▶ **Exercise objective**: Locate "Read out every word on this page." in the listing below, then output the line holding it and every line after it, exactly and with nothing else.
··· Material for this task
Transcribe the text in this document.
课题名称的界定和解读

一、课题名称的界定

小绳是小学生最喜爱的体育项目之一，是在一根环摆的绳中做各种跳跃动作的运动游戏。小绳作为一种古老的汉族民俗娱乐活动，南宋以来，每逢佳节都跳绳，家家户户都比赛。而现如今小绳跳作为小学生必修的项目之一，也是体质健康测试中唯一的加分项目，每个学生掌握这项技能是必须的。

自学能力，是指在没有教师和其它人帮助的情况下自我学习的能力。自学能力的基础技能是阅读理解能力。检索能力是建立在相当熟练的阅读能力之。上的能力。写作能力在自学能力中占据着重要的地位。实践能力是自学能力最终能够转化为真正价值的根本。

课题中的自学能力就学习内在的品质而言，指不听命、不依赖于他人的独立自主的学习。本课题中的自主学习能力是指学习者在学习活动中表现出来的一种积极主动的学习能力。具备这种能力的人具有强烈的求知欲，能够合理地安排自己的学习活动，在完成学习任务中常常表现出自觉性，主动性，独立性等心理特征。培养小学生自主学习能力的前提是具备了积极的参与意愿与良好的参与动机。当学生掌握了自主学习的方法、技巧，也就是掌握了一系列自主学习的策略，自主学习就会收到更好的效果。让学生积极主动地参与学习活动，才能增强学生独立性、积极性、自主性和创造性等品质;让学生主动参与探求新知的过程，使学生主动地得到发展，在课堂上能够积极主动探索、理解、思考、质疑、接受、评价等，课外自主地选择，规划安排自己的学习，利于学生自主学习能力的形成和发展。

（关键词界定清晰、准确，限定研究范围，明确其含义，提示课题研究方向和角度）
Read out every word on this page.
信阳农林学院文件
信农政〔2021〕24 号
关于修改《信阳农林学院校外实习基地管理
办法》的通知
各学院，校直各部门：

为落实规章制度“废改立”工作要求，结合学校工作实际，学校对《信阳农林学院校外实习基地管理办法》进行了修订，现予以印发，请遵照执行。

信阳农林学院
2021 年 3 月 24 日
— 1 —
······
▶ **Completed task**:
Read out every word on this page.
信阳农林学院文件
信农政〔2021〕24 号
关于修改《信阳农林学院校外实习基地管理
办法》的通知
各学院，校直各部门：

为落实规章制度“废改立”工作要求，结合学校工作实际，学校对《信阳农林学院校外实习基地管理办法》进行了修订，现予以印发，请遵照执行。

信阳农林学院
2021 年 3 月 24 日
— 1 —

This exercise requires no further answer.